Bloque de texto:
Encapsulados en un ambiente hostil, donde el alumbrado público y el agua potable significan lujos, esos cuatro jinetes del apocalipsis se coronaron con penachos y, disparando bardos eléctricos sobre ciudades perdidas, debutaron discográficamente con Abran esa puerta (1987), en cuyos surcos labraron su grito de batalla: ¡Dios salve a la bandas, hoy que perdidas están! Tras emular a Johnny Cash y presentarse ante los reos del Reclusorio Barrientos (Capturados, 1989), los de “Exceso de droga” refrendaron su postura (“No damos un paso atrás. Aquí nacimos y aquí nos vamos a morir”) al llamado de En pie de guerra, una decena de canciones con facha hirsuta y alma vagabunda donde la frustración se suda pegado al amplificador, con una caguama enfriando el cogote y el equilibrio dislocado, en parte por la inclinación de la calle sin pavimentar y en cierta medida debido a los efectos del pegamento amarillo.
Así que no hay remanso en el cancionero del apache rojo. Desde “Redada”, la crónica fiel del clásico y siempre inesperado apañón en la esquina; hasta “Más vale solo”, el reproche del que, traicionado y en soledad, se lame las heridas fumando recuerdos. Puro blues de galope urgido. Pura flecha derecha. Proyectiles afilados donde Cruz se suelta la mata para que su plumilla repase el acero, siempre atenta del legado de David Gilmour. En realidad, luego de las historias trazadas por Lerma, es en las manos del guitarrista que recae la personalidad de la banda gracias a sus prolongados solos, diseñados para que los escuchas se den vuelo soltando chamarrazos al aire, en medio de la tolvanera; ya sea lamentando el adiós del carnal que se va de espalda mojada, o pegando la lupa al cuero del ladrón huérfano que intoxicado aprende a discernir entre el bien y el mal.
Acaso por ahí se cuela una perorata de orden religioso (“El hombre y el maestro”), sin embargo, En pie de guerra nada tiene para los blandos. “Con el puño arriba”, por ejemplo, bien podría ser la versión azteca del “Rock and roll” forjado por Led Zeppelin, pues en sus raudas rimas se disecciona el poder curativo del ritmo, ese jarabe milagroso que, sin que importe si el sufriente se encuentra en alguna esquina de la prisión o en medio de un funeral, reactiva músculos y entrañas desde la primera dosis. Rocanrol sin medida porque el rocanrol es la vida, rocanrol en la mente, sentir rocanrol solamente. Así se desgañita Lerma antes de contar que sus mejores amigos son los vicios y que, con franqueza, le ha agarrado gusto a eso de que lo odie la gente; “dicen que soy una lacrita y que nunca yo podré cambiar”, replica el del micrófono (la letra de dicho tema está firmada por El Haragán, habría que subrayar) mientras la armónica de Rubén Varela se le empareja.

Preguntas de estudio:
1 – Extrae sin cambios del texto sobre En pie de guerra el fragmento que comienza en las palabras "Así que no hay" y termina después de "bien y el mal.".
2 – Traduce al inglés esta oración del texto sobre En pie de guerra: «Así que no hay remanso en el cancionero del apache rojo.»
Los registros no se necesitan para resolver esto.

Registros del conjunto de datos
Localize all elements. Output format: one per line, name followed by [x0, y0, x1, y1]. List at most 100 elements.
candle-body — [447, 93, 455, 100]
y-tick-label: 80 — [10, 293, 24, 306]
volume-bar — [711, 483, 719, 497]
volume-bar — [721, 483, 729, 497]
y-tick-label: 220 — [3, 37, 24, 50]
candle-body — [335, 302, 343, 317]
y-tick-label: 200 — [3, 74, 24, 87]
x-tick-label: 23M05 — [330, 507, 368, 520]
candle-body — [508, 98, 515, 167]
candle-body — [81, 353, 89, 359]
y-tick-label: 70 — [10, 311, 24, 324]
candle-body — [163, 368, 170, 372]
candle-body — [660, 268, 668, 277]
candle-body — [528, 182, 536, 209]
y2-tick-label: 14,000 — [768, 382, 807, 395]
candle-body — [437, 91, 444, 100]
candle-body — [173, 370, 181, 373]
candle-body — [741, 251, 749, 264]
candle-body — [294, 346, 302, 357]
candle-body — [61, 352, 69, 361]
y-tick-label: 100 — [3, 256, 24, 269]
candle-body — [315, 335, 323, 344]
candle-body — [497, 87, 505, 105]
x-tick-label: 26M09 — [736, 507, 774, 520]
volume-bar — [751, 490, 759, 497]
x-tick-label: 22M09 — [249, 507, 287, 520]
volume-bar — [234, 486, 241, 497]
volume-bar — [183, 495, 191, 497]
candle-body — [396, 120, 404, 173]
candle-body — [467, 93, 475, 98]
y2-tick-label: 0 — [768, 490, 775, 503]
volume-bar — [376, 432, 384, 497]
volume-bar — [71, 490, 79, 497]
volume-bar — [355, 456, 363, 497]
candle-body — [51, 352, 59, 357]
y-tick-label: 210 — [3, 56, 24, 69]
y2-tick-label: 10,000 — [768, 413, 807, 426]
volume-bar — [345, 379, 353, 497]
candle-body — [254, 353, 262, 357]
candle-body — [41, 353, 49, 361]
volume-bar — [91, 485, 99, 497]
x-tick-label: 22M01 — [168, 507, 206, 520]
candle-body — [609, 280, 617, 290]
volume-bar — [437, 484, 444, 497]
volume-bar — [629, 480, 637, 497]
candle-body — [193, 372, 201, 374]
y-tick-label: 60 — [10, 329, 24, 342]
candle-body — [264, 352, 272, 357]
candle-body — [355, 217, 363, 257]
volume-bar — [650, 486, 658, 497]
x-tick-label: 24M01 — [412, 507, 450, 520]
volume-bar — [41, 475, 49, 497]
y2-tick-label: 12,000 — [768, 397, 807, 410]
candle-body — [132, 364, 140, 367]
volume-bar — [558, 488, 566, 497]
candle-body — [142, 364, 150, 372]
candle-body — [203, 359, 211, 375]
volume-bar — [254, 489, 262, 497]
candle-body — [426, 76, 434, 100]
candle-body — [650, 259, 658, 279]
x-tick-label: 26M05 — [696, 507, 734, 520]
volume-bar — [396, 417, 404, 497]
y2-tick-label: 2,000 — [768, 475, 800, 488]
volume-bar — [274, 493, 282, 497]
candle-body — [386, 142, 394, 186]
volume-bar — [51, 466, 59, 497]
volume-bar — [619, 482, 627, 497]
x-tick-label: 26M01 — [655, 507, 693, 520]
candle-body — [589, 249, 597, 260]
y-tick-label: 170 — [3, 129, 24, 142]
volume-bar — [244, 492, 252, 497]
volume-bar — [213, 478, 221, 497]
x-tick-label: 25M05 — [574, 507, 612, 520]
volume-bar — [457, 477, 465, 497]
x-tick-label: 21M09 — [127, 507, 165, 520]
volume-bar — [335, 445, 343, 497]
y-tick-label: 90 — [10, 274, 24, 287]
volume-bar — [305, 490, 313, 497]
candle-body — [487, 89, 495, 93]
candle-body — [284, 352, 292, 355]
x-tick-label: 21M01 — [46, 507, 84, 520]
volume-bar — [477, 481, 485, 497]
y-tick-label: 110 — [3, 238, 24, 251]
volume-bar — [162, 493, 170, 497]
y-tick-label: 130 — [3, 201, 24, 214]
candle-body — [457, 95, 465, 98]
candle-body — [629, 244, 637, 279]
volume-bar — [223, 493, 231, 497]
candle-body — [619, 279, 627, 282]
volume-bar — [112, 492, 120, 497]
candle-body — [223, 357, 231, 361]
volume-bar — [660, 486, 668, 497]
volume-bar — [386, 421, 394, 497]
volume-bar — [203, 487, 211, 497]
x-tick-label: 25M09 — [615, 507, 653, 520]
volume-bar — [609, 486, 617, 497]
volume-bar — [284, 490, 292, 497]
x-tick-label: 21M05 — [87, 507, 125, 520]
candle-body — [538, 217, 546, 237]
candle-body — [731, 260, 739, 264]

Resultados por tarea:
1 –
Así que no hay remanso en el cancionero del apache rojo. Desde “Redada”, la crónica fiel del clásico y siempre inesperado apañón en la esquina; hasta “Más vale solo”, el reproche del que, traicionado y en soledad, se lame las heridas fumando recuerdos. Puro blues de galope urgido. Pura flecha derecha. Proyectiles afilados donde Cruz se suelta la mata para que su plumilla repase el acero, siempre atenta del legado de David Gilmour. En realidad, luego de las historias trazadas por Lerma, es en las manos del guitarrista que recae la personalidad de la banda gracias a sus prolongados solos, diseñados para que los escuchas se den vuelo soltando chamarrazos al aire, en medio de la tolvanera; ya sea lamentando el adiós del carnal que se va de espalda mojada, o pegando la lupa al cuero del ladrón huérfano que intoxicado aprende a discernir entre el bien y el mal.

2 – So there is no respite in the red Apache's songbook.